ISSTI supports over 30 researchers both on campus and at leading laboratories including NASA’s Goddard Space Flight Center. ISSTI researchers are working on many of the 21st centuries most interesting questions and important challenges, including investigating the origins of life and role of comets in delivering water and organic materials to planets in our solar system, developing techniques to remotely study planetary atmospheres, designing sensors and instruments that play critical roles on prominent NASA missions, simulating solar dynamics and space weather, and utilizing premier observatories including the Hubble Space Telescope to explore our universe.

Student Research

ISSTI promotes student interest in science, technology, engineering and math (STEM) through engagement in exciting discoveries in fundamental science, and participation in the development, testing, and utilization of new technologies deployed both in space and on earth. AU students work on ISSTI projects both on campus and at NASA’s Goddard Space Flight Center. ISSTI partners closely with AU’s Department of Physics, which is also home to the DC NASA Spacegrant Consortium. AU Physics, ISSTI, and DC NASA Spacegrant have recently partnered with Virginia Space and the Mid-Atlantic Space Port in Wallop’s Virginia on the ThinSat program to send student-built small satellites into space.

▶ [Set task 1] Repeat the ISSTI passage word for word, starting at "ISSTI supports over" and ending at "explore our universe.".
▶ [Set task 2] Go on with the ISSTI passage from its last sentence.
The lines after the ISSTI passage are separate material.

▶ [Records provided]
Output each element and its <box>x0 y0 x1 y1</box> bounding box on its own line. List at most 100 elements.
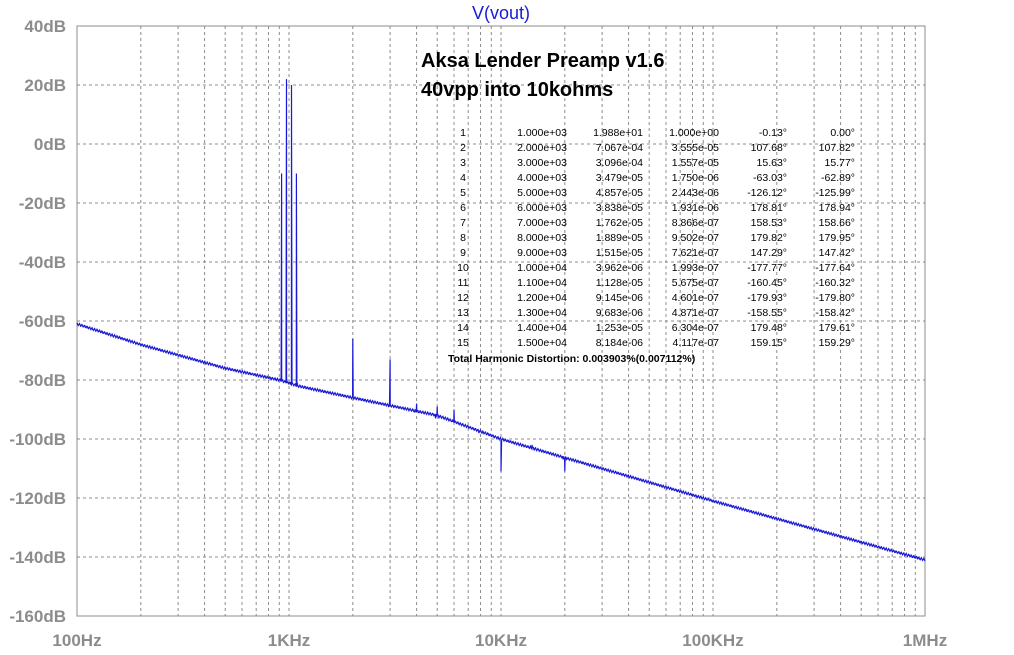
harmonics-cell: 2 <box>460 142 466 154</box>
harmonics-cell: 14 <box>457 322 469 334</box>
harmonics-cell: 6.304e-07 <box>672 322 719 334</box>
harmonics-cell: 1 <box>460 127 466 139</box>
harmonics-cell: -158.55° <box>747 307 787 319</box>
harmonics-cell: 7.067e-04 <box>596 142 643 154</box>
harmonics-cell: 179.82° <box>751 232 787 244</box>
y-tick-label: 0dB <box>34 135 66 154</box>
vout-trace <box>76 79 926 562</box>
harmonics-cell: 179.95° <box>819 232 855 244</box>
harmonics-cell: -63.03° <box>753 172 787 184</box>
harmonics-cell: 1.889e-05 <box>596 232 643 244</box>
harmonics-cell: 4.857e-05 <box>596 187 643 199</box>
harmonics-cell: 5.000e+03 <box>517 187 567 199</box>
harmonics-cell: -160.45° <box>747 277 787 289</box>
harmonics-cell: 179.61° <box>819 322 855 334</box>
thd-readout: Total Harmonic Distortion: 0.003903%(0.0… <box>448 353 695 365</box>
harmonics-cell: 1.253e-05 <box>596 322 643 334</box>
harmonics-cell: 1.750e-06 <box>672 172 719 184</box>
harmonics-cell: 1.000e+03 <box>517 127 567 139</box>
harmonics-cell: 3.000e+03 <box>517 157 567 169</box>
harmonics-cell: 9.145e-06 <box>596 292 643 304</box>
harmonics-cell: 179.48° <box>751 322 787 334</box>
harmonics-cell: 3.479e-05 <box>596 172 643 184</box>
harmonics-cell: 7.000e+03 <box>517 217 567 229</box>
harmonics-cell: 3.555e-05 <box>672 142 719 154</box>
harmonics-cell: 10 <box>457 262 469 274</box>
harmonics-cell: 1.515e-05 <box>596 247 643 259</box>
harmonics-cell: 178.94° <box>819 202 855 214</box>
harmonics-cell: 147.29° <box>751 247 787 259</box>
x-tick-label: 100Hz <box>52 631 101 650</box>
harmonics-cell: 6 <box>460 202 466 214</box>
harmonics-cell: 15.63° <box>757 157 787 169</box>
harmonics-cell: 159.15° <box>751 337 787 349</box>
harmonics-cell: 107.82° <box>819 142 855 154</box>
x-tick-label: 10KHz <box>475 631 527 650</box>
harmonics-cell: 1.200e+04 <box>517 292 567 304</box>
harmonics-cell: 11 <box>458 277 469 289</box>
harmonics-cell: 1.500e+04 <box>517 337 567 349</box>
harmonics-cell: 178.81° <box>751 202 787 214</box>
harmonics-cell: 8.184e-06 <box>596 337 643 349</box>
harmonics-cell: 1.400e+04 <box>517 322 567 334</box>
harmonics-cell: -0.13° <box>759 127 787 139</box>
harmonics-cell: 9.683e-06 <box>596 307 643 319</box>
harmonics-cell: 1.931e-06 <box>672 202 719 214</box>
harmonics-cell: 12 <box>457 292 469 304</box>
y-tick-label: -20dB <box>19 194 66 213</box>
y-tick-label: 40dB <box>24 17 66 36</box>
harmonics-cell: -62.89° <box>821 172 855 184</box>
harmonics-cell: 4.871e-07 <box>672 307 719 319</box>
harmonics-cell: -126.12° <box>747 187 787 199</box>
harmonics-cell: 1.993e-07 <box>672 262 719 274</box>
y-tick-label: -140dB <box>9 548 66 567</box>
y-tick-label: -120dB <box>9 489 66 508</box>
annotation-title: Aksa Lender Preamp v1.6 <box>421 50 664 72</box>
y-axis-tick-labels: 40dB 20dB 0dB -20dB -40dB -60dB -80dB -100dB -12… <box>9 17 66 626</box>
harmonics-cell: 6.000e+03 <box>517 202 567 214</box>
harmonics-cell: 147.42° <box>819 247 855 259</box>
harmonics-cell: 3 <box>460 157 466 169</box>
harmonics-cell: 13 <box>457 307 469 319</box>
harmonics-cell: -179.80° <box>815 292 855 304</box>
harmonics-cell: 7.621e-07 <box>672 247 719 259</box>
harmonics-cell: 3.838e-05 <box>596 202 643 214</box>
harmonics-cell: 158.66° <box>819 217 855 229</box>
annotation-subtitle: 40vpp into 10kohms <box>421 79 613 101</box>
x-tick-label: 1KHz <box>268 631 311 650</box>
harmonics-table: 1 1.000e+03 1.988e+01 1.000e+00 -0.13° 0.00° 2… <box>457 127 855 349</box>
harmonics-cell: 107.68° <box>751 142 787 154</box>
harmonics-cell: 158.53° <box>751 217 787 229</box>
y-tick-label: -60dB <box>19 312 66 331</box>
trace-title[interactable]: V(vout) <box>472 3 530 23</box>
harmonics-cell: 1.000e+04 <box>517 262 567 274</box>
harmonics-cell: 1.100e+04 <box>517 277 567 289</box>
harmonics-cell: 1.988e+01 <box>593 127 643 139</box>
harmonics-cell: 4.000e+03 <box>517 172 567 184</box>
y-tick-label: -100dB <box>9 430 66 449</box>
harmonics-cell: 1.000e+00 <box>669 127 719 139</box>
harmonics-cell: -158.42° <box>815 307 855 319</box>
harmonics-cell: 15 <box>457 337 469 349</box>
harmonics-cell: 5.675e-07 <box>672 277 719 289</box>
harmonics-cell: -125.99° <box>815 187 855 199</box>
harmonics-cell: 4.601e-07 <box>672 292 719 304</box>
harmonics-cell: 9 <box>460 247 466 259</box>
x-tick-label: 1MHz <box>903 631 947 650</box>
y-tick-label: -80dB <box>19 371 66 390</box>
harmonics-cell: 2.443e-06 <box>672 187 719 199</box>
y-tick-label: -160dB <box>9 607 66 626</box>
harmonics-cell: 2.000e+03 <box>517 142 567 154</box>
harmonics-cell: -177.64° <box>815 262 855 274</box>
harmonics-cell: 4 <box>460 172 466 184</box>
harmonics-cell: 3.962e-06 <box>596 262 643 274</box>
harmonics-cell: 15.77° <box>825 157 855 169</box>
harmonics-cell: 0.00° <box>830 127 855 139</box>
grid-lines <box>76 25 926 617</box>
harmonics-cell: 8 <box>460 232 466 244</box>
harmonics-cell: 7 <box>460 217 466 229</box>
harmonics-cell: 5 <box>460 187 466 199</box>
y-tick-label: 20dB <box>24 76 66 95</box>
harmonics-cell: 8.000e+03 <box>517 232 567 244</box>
--
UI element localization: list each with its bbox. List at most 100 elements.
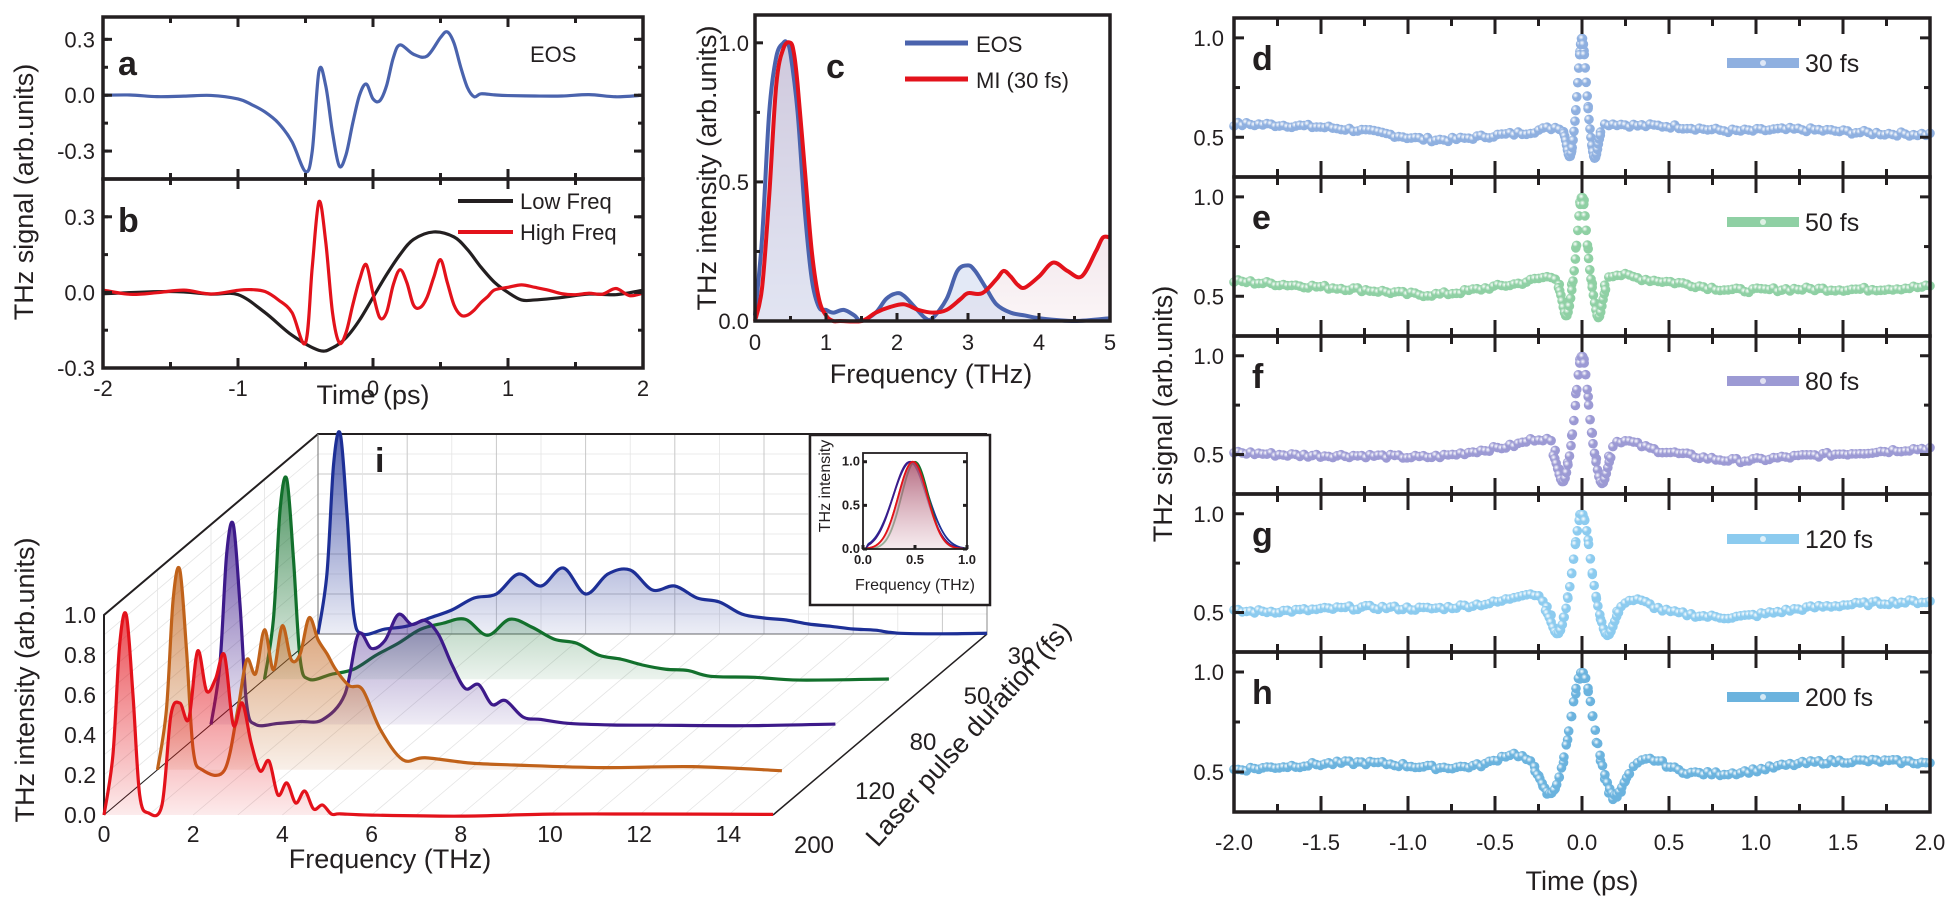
...
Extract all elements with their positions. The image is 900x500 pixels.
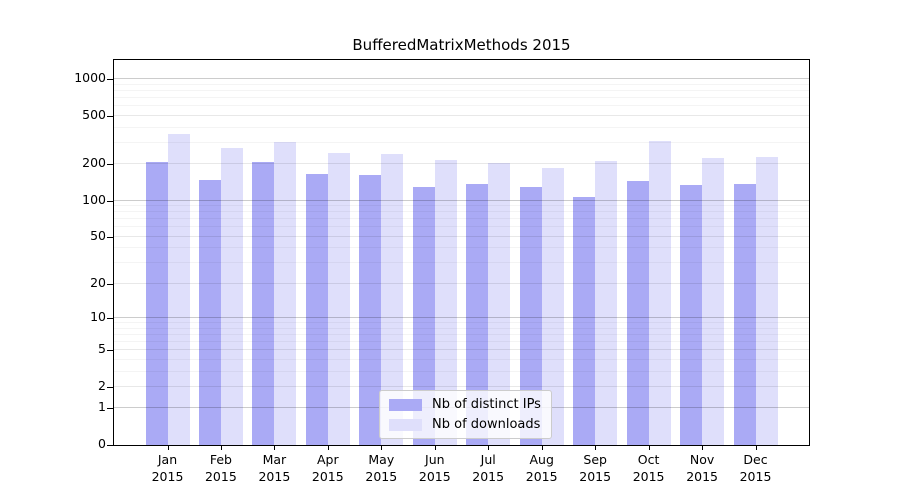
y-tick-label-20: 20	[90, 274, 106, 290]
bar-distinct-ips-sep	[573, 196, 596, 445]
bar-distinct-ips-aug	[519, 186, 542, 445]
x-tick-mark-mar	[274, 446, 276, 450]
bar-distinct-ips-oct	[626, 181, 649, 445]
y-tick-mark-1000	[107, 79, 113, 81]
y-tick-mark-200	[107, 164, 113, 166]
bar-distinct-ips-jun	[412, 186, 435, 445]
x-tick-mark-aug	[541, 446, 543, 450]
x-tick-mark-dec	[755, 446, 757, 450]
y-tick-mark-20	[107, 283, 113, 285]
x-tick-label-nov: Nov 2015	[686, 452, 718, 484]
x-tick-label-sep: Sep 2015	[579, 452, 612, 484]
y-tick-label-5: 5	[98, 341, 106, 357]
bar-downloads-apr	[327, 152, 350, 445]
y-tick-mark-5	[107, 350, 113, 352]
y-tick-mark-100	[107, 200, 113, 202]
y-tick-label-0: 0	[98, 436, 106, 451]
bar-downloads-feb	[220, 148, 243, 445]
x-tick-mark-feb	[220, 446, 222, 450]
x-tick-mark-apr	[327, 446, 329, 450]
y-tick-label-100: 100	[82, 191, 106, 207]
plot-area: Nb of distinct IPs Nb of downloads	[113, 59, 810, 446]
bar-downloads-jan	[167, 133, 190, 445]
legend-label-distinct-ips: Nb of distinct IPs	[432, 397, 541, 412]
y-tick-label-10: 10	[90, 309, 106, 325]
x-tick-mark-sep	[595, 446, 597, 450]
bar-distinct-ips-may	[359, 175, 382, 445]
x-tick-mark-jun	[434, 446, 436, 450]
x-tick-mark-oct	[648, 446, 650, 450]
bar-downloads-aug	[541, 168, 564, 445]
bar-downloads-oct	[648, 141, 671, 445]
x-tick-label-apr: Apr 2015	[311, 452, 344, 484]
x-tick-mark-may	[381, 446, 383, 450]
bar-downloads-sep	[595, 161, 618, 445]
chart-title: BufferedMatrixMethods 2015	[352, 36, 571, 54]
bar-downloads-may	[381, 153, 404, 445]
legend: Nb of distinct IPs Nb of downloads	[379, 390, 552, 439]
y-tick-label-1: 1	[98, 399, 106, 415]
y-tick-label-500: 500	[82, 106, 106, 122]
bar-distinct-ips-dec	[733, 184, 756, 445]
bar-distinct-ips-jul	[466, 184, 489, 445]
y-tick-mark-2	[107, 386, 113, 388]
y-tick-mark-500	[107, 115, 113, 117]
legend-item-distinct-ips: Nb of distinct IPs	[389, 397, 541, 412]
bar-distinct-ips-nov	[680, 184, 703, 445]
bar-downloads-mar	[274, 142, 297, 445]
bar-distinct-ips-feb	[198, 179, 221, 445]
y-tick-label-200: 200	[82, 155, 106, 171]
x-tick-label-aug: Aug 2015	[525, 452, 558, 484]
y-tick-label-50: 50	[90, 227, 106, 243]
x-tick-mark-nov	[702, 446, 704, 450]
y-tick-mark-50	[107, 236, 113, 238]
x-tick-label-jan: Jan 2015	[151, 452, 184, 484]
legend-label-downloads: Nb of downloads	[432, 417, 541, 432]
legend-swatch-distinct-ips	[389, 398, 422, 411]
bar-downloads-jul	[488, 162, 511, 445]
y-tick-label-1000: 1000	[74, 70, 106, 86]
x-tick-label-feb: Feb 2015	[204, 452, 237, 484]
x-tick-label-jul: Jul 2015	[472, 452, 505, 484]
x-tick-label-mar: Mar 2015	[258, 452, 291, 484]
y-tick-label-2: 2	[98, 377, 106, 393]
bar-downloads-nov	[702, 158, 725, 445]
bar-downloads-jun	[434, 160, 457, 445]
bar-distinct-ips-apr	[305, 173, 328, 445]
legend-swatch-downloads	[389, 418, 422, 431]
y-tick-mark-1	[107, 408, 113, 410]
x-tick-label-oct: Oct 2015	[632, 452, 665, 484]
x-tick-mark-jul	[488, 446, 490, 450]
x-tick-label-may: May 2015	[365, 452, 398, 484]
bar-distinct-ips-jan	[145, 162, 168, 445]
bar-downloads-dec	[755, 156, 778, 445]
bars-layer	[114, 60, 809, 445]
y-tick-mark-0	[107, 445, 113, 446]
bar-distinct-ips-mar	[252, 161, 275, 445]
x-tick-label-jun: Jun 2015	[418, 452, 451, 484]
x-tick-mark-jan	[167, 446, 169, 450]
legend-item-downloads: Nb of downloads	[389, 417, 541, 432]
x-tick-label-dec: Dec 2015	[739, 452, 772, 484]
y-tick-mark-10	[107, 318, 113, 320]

▶ [Final result 1]
ISSTI supports over 30 researchers both on campus and at leading laboratories including NASA’s Goddard Space Flight Center. ISSTI researchers are working on many of the 21st centuries most interesting questions and important challenges, including investigating the origins of life and role of comets in delivering water and organic materials to planets in our solar system, developing techniques to remotely study planetary atmospheres, designing sensors and instruments that play critical roles on prominent NASA missions, simulating solar dynamics and space weather, and utilizing premier observatories including the Hubble Space Telescope to explore our universe.

▶ [Final result 2]
News

Check out Prof. Silvina Guidoni talking about solar physics in the Voyage to the Sun documentary!

ISSTI researcher Dr. Sara Faggi was the keynote speaker at the Montgomery County Public School system STEM Festival. Her talk shared her research on the investigation of comets in the solar system, and the role comets may have played in the origins of life on the Earth.

Students Maya Kinley-Hanlon, David Bialy, and Jacob Vancampen with Philip Johnson in AU’s gravitational wave detector lab.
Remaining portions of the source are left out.